Entries from a dataset:
****

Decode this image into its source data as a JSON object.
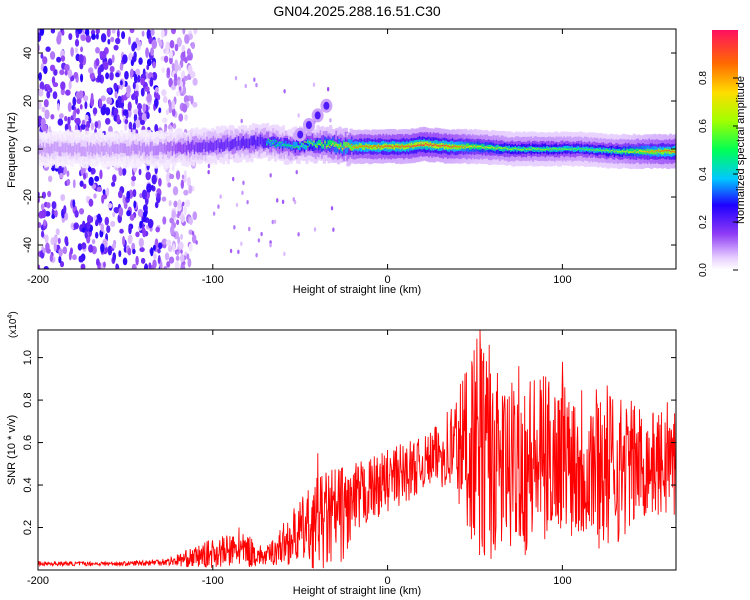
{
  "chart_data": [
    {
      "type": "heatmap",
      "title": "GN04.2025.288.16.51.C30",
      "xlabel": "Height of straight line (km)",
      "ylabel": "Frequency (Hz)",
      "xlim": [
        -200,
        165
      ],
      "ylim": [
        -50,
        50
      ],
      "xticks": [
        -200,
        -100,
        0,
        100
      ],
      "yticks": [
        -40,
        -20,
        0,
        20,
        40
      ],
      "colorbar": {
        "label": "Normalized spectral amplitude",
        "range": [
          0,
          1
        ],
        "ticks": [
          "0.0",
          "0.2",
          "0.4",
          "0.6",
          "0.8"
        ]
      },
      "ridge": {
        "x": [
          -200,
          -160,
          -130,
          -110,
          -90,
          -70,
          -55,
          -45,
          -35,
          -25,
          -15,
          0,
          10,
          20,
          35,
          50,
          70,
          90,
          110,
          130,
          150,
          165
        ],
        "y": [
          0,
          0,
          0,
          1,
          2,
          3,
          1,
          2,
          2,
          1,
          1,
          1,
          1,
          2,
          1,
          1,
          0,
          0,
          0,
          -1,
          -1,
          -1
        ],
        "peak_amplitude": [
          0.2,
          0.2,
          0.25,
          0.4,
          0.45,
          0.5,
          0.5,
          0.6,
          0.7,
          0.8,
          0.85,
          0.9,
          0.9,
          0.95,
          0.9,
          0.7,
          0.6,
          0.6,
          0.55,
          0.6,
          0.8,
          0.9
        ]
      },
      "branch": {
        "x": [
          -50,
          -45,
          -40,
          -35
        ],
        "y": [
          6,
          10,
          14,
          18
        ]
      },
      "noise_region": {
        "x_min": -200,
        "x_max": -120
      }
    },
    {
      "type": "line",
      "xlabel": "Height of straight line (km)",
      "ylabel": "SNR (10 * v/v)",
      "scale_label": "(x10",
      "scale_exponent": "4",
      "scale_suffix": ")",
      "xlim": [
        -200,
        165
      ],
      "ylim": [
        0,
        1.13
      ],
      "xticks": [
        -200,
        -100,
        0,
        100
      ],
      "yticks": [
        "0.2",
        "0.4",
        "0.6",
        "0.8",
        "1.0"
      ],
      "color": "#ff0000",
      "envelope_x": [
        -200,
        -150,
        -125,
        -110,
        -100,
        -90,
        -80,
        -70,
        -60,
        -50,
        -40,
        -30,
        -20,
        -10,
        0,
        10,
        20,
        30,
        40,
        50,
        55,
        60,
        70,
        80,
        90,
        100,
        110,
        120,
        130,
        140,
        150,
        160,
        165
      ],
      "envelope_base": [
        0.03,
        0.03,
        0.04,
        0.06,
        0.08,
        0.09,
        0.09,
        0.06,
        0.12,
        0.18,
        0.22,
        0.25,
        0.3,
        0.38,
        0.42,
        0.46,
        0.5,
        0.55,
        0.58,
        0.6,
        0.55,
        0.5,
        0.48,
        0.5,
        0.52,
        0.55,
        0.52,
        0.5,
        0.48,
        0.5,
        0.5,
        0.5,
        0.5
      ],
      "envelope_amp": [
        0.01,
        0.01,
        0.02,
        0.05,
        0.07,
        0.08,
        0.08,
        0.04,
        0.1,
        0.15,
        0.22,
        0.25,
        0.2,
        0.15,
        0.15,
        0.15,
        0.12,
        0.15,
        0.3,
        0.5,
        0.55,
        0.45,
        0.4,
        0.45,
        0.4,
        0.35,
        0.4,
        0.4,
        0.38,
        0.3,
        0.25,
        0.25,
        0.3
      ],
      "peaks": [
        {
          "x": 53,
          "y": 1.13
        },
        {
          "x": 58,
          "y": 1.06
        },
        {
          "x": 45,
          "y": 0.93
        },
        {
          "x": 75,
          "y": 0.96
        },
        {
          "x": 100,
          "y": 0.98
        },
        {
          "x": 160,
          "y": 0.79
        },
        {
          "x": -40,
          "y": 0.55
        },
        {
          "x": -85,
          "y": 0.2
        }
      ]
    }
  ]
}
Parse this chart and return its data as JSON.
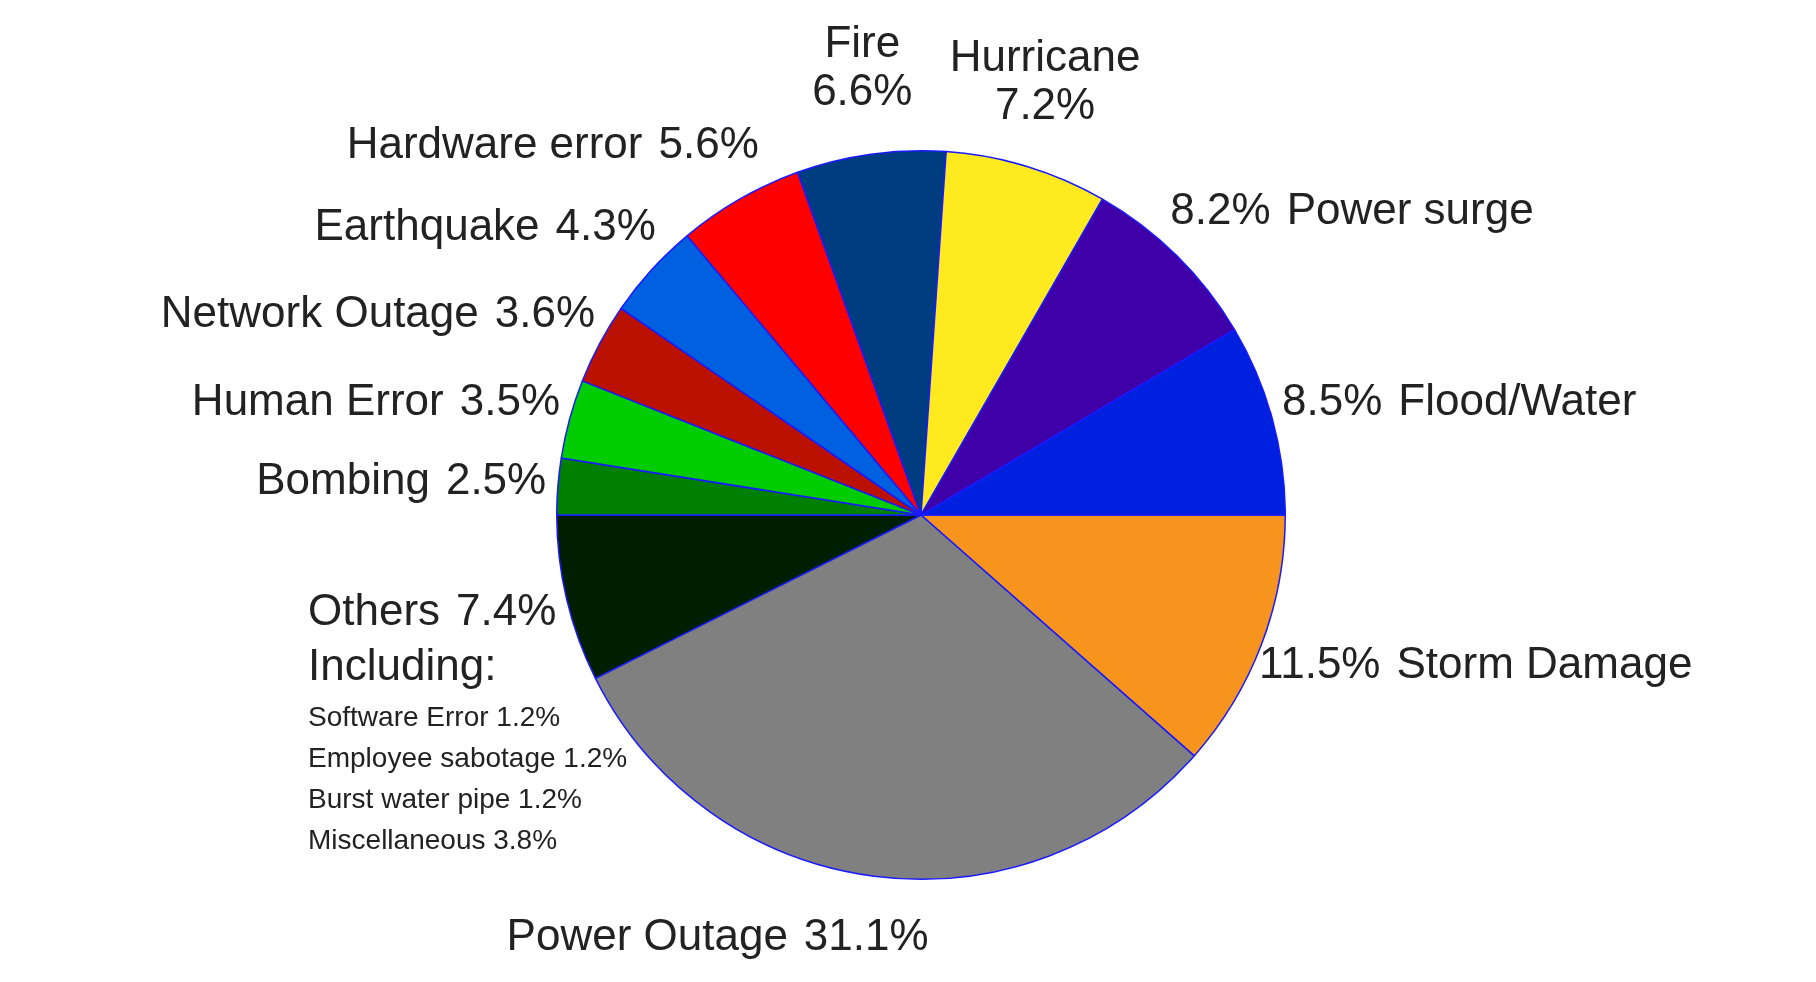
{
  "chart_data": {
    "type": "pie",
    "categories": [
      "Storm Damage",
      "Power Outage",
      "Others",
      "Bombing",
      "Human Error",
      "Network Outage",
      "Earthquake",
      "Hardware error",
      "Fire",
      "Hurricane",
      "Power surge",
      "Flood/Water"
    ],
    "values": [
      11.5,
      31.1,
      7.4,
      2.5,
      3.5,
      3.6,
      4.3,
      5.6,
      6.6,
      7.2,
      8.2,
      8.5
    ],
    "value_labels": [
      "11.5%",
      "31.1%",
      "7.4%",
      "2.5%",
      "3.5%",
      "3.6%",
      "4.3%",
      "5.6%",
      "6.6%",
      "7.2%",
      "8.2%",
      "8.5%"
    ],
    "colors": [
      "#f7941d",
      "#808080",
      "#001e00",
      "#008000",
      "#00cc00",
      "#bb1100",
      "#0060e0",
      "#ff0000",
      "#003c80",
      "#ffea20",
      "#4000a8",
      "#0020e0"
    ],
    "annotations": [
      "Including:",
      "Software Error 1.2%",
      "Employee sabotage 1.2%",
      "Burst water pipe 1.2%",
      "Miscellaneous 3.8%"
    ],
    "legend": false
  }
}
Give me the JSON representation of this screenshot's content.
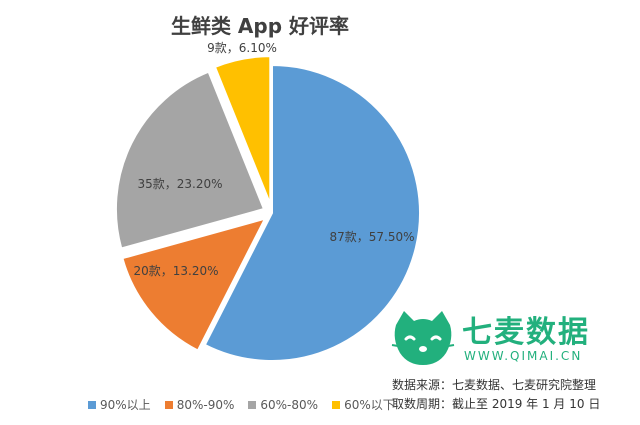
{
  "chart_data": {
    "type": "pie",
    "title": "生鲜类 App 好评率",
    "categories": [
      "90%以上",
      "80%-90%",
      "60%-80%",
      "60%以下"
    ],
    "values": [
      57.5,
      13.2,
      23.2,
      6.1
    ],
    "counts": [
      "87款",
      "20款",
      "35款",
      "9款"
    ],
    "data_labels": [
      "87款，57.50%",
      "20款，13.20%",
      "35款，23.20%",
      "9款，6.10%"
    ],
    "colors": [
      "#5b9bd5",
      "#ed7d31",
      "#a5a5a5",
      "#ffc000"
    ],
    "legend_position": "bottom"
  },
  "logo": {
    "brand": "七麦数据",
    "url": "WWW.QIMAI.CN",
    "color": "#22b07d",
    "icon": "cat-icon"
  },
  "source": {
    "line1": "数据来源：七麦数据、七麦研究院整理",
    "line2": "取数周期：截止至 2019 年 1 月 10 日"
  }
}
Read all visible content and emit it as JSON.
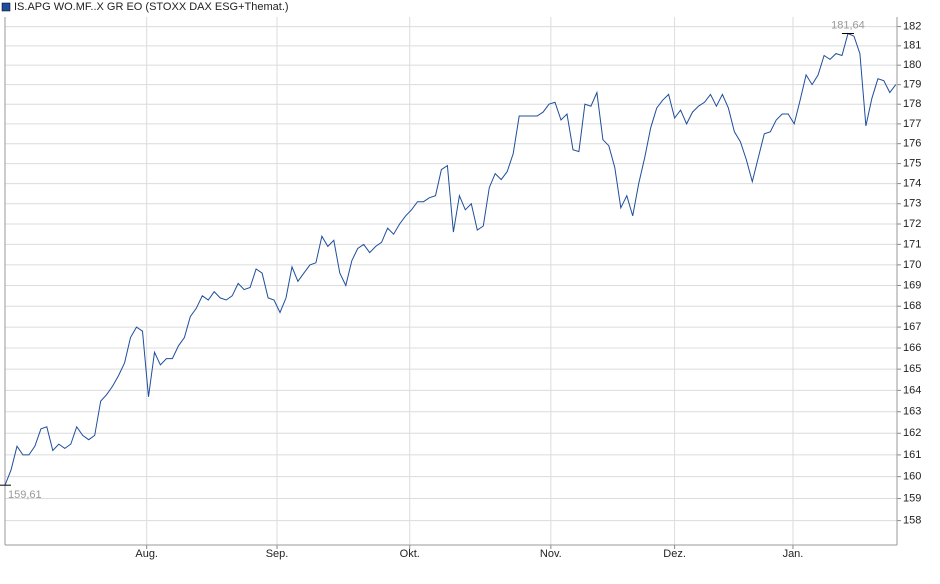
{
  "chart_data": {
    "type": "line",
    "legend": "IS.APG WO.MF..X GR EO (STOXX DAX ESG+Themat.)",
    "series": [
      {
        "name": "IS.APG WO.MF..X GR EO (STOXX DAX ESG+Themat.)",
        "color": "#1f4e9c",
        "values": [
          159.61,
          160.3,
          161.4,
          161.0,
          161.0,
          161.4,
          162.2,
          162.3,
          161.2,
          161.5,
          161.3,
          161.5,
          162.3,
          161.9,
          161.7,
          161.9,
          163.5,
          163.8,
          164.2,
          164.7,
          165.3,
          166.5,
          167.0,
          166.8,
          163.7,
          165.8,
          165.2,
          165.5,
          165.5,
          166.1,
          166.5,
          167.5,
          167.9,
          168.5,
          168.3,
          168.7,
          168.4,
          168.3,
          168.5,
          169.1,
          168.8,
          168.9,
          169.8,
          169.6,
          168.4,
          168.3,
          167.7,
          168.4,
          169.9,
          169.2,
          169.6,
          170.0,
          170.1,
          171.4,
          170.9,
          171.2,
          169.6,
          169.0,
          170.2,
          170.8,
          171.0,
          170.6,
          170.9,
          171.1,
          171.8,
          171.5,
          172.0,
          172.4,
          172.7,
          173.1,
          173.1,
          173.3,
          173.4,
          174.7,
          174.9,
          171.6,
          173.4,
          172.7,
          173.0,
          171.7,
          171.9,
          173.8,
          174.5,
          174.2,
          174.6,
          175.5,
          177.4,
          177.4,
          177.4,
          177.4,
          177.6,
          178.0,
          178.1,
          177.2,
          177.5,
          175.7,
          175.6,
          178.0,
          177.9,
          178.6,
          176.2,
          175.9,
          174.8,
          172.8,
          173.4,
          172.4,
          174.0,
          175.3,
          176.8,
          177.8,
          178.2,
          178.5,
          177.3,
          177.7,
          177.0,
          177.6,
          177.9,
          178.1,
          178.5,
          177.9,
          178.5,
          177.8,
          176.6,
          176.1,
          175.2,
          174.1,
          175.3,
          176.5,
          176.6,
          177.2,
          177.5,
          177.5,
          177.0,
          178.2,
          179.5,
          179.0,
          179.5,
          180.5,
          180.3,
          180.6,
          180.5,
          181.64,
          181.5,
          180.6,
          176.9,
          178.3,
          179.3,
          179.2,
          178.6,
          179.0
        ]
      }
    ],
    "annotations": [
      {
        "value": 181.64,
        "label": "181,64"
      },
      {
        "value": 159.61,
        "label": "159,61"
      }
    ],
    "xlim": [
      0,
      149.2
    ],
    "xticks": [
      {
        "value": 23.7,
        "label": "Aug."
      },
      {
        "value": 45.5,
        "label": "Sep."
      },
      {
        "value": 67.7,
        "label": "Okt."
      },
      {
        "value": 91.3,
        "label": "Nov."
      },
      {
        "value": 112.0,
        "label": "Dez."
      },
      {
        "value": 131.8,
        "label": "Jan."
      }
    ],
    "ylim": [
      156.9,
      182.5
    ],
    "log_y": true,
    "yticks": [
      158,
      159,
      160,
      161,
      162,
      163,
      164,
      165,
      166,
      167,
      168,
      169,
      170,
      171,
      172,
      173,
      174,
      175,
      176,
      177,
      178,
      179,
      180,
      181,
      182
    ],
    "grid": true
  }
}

****

### EXERCISE INSTRUCTIONS
Filter the listing for the word "ylabel" and copy every line that holds it.

### EXERCISE SOLUTION
      "ylabel": "Frequency (Hz)",
      "ylabel": "SNR (10 * v/v)",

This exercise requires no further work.